EXERCISE INPUT
>> Start
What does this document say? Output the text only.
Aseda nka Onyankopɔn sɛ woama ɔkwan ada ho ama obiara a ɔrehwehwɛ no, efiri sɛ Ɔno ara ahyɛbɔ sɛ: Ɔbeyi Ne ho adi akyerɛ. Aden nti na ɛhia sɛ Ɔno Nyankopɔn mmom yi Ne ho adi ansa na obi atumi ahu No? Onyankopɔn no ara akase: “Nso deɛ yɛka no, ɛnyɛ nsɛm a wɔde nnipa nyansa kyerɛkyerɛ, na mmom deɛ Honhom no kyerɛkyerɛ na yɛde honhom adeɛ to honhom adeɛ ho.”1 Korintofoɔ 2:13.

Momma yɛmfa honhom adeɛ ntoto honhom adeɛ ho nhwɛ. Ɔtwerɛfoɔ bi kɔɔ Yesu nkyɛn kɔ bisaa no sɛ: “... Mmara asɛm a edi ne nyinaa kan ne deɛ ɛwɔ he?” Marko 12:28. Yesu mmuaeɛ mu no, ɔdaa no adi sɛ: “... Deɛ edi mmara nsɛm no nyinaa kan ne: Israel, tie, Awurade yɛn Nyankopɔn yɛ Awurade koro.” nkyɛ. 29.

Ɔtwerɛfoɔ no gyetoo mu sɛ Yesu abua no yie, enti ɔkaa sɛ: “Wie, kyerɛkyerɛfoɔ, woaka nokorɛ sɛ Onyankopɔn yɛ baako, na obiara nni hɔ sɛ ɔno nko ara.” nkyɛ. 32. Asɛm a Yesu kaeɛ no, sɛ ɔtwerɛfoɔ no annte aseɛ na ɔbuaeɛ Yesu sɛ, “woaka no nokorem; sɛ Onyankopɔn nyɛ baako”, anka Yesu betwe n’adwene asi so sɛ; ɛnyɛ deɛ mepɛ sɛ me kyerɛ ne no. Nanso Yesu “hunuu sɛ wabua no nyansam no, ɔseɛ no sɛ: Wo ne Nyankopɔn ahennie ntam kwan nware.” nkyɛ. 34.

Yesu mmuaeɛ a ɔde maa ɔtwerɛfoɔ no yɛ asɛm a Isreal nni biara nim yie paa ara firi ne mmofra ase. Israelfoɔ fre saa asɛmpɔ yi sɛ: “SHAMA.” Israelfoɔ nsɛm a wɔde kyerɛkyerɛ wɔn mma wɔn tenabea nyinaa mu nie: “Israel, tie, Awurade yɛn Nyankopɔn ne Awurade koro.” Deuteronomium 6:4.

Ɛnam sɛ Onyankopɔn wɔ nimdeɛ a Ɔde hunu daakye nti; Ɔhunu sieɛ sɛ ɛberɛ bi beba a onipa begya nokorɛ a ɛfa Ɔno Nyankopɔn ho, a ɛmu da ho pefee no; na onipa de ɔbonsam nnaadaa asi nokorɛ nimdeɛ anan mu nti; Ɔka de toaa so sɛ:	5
>> End
>> Start
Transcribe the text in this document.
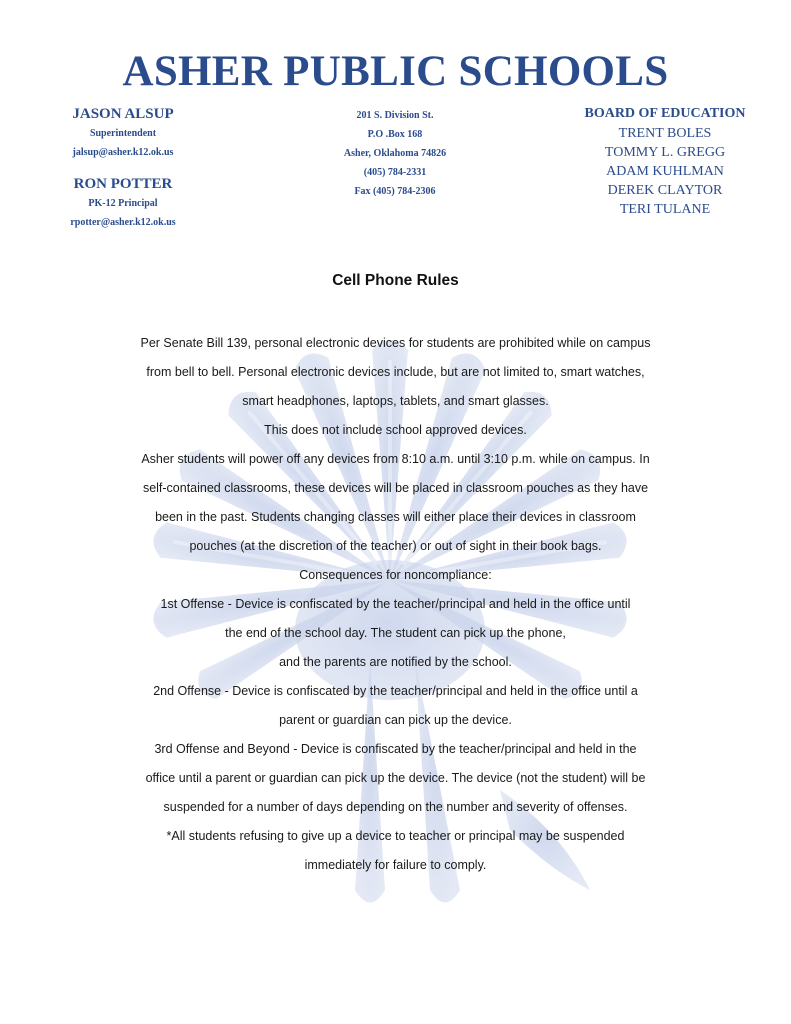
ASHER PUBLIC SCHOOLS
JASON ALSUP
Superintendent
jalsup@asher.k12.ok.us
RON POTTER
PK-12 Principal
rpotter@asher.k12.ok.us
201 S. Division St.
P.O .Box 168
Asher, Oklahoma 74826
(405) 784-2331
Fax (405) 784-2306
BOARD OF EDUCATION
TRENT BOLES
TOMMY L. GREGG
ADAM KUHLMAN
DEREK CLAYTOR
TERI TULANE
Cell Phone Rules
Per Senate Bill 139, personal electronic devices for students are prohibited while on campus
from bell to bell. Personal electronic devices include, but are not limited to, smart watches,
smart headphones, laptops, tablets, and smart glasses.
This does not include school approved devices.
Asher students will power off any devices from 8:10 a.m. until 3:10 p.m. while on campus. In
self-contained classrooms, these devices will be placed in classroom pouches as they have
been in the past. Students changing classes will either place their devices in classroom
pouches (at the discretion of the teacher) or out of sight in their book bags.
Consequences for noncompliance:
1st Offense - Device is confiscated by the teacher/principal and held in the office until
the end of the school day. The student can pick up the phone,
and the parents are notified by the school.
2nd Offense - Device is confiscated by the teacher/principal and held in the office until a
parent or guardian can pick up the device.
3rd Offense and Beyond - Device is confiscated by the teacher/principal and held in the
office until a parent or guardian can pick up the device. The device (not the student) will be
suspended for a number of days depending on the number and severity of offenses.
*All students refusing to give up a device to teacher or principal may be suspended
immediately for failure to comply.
>> End
GIVEN REQUEST
Of all the lines in the material above, how many contain the word "their"? Give only the count.

SOLUTION FOR THIS EXERCISE
2